LISTED RECORDS:

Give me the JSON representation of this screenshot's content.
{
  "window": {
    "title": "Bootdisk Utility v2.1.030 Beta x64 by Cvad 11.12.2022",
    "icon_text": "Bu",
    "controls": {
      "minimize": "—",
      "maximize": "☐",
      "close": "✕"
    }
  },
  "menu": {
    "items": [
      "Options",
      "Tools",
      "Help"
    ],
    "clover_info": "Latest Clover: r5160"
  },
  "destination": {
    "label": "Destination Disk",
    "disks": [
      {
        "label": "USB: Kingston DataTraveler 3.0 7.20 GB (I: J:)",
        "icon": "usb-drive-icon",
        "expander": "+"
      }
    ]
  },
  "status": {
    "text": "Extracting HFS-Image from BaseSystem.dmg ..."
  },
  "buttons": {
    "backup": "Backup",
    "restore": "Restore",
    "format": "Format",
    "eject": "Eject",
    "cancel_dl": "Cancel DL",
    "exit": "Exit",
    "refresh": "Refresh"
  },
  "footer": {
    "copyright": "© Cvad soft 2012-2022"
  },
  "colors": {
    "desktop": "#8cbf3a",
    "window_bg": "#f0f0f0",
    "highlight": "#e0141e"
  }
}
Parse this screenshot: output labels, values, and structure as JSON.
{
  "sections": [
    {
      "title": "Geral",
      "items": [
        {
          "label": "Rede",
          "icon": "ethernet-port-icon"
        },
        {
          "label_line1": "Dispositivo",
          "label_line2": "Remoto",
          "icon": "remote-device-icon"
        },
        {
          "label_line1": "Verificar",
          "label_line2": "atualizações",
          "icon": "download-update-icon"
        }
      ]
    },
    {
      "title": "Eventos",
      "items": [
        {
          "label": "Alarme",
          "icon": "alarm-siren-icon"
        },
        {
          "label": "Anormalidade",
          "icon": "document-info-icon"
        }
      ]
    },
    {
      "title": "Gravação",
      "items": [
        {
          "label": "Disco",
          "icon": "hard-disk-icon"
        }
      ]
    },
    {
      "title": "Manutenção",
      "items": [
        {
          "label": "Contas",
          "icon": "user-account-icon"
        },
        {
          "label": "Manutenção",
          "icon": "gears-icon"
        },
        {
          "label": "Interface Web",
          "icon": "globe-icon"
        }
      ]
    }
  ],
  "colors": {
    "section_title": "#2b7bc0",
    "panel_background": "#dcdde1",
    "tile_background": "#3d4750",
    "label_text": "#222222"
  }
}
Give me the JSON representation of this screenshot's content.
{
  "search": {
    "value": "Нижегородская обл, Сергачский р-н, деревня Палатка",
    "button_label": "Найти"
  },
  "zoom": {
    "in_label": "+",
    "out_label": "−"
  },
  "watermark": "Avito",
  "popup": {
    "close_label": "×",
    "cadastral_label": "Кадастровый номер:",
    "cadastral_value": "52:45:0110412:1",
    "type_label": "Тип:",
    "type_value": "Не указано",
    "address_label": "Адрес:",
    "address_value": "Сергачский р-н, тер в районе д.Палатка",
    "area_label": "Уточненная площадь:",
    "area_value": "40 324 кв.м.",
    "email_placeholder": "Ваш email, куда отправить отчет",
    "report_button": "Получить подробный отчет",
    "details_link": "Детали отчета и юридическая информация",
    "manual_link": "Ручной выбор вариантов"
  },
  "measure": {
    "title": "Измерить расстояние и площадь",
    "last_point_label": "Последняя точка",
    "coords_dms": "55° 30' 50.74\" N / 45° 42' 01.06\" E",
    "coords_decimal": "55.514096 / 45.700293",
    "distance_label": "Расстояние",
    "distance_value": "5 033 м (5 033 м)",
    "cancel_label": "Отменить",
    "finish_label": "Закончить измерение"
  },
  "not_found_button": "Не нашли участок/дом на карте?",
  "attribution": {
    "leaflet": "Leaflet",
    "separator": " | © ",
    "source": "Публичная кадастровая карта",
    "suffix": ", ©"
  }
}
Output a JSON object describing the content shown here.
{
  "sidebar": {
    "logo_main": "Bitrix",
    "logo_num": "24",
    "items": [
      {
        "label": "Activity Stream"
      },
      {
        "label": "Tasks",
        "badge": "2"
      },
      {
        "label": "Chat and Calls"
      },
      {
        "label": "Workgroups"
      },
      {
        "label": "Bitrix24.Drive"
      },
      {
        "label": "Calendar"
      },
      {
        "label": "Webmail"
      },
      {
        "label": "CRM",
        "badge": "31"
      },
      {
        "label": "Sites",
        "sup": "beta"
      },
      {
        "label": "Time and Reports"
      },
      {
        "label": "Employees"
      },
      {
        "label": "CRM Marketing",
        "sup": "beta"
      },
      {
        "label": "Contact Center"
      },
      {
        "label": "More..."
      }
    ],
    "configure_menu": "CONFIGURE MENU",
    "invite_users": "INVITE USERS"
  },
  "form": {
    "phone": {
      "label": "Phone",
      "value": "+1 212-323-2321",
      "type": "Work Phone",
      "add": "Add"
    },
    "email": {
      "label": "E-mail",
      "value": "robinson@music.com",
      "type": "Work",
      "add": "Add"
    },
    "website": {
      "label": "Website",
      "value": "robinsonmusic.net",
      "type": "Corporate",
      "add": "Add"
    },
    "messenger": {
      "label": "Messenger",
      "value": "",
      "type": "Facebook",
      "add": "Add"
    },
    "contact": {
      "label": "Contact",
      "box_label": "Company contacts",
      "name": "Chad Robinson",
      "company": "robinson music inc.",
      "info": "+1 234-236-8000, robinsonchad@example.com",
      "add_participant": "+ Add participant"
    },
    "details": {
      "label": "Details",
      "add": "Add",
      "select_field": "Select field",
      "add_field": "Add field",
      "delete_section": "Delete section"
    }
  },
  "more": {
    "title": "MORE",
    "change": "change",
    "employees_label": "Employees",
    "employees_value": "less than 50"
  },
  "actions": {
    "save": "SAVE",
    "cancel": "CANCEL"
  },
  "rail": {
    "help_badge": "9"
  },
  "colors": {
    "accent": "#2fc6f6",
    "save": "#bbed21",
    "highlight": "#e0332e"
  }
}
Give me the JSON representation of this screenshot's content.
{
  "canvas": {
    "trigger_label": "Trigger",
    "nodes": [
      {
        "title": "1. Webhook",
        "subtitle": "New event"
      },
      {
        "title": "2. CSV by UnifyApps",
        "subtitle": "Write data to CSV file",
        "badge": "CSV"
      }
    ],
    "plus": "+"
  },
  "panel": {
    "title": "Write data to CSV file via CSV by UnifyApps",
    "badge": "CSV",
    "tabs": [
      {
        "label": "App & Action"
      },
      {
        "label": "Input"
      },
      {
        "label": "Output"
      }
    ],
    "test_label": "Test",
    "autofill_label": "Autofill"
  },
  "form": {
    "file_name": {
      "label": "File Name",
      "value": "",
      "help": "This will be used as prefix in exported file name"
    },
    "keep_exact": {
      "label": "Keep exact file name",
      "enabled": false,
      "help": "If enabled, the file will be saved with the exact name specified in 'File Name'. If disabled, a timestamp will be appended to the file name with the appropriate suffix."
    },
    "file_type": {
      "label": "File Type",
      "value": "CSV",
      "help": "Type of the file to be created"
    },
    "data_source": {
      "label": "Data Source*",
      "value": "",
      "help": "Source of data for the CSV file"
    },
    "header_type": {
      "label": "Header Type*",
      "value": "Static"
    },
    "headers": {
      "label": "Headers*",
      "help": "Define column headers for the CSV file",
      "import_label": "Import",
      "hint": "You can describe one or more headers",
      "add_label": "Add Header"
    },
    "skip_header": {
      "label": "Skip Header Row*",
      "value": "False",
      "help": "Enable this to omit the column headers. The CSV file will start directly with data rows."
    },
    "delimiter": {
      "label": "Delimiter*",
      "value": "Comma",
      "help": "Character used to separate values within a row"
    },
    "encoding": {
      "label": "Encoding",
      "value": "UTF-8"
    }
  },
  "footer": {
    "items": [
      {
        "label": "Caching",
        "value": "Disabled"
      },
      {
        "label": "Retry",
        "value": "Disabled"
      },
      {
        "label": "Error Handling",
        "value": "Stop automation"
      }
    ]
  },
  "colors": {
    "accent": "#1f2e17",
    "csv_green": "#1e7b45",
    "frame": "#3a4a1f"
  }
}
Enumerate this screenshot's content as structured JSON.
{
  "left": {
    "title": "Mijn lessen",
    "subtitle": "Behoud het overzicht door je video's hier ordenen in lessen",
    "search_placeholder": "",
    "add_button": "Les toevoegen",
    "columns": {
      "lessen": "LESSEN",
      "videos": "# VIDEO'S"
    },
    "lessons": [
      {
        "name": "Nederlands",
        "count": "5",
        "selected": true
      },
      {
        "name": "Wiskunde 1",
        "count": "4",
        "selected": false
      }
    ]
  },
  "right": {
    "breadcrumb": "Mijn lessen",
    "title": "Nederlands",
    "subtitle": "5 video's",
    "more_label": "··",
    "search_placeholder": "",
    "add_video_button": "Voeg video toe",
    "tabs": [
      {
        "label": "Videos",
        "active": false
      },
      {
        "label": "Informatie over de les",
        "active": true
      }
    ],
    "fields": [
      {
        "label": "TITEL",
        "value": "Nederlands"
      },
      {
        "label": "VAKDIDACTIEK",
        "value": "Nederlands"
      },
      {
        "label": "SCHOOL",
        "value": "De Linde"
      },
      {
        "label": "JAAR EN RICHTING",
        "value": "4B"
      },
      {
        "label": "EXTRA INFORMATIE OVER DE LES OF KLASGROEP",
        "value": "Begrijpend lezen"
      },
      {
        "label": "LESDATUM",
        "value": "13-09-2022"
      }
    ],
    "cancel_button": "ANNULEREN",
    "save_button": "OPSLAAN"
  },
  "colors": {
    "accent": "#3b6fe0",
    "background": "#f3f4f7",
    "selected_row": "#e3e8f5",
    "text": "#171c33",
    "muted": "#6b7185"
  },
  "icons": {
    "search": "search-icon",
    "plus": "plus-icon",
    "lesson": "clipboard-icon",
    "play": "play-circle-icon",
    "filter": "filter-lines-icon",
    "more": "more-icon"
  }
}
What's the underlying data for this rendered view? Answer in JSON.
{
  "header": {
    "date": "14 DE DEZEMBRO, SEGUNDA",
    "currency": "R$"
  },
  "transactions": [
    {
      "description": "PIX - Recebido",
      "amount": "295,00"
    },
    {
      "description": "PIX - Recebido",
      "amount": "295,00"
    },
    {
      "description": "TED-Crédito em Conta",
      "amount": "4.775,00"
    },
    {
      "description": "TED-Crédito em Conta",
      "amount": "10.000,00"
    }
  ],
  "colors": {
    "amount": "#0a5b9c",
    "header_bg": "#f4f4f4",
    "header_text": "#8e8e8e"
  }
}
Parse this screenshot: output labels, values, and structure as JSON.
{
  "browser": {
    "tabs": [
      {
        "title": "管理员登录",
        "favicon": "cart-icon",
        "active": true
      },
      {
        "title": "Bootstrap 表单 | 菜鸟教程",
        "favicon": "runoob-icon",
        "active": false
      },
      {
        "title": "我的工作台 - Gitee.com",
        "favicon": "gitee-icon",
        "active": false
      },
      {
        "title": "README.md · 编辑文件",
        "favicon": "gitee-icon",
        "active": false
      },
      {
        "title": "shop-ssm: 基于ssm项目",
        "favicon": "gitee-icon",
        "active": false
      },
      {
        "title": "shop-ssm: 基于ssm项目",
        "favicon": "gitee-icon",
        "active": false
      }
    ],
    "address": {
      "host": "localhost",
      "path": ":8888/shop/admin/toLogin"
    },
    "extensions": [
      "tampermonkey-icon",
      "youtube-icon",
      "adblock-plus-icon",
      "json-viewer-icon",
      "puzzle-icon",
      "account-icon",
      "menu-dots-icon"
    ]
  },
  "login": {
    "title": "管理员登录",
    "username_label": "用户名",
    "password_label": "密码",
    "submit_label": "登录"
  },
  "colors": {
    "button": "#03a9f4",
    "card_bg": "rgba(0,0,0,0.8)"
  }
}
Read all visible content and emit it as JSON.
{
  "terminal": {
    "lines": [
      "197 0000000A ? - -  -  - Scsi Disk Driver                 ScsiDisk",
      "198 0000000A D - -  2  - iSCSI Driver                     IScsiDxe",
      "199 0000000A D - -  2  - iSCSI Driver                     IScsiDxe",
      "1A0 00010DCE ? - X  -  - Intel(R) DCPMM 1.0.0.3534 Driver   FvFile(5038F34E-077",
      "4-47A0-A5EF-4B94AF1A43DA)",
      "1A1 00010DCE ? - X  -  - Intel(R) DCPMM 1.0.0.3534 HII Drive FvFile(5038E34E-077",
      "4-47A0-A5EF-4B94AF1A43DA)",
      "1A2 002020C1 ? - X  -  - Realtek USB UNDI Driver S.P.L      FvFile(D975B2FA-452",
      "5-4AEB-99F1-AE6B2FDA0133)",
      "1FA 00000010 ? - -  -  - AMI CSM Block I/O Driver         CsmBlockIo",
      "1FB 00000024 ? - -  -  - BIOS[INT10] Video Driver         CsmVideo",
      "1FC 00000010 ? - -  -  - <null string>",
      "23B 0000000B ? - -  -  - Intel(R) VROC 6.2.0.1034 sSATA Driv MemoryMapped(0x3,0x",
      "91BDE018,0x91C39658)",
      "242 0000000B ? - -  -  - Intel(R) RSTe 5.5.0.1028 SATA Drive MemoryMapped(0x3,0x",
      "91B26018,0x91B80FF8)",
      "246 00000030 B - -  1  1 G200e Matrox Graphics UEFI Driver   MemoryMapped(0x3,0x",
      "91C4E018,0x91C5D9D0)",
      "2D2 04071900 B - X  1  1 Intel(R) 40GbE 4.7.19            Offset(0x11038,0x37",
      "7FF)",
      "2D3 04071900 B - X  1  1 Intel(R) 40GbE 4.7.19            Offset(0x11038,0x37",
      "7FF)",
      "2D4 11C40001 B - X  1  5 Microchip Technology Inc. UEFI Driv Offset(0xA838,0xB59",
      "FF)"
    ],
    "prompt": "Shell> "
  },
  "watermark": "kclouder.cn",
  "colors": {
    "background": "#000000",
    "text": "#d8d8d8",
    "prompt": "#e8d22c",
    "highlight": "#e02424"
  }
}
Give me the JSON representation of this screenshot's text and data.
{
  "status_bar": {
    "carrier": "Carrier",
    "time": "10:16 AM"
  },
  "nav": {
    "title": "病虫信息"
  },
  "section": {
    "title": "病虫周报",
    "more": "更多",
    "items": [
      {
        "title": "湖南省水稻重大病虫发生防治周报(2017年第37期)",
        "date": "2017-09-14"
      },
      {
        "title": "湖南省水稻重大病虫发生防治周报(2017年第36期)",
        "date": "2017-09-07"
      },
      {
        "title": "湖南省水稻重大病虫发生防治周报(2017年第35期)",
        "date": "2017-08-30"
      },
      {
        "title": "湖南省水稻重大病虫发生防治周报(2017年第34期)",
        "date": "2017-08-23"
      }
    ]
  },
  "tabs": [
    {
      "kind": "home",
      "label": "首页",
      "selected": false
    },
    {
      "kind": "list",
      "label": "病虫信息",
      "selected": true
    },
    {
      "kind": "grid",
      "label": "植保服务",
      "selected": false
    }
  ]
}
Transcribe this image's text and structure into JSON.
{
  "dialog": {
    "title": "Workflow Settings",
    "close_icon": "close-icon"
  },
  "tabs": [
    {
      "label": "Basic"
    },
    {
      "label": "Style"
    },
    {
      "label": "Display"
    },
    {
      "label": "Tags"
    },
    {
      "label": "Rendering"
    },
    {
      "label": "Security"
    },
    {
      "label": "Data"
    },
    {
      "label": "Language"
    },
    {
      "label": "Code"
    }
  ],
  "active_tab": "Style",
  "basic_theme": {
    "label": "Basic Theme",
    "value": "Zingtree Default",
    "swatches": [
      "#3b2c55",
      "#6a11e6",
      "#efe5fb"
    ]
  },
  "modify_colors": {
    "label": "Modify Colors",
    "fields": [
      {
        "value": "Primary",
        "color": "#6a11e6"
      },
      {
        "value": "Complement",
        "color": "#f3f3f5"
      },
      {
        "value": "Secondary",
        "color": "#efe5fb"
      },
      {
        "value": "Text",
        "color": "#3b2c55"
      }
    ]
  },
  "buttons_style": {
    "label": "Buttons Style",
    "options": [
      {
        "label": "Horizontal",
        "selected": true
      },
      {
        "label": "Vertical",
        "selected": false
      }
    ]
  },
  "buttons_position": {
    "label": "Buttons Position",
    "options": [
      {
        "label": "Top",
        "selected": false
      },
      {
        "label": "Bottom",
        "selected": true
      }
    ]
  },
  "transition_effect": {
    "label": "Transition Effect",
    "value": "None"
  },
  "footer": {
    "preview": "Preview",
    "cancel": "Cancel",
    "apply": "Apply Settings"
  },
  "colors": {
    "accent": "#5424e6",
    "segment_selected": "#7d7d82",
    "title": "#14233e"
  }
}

WHAT THIS TASK INVOLVES: Where a line of the entries contains the word "UEFI", copy that line.

REPLY TO THE EXERCISE:
      "246 00000030 B - -  1  1 G200e Matrox Graphics UEFI Driver   MemoryMapped(0x3,0x",
      "2D4 11C40001 B - X  1  5 Microchip Technology Inc. UEFI Driv Offset(0xA838,0xB59",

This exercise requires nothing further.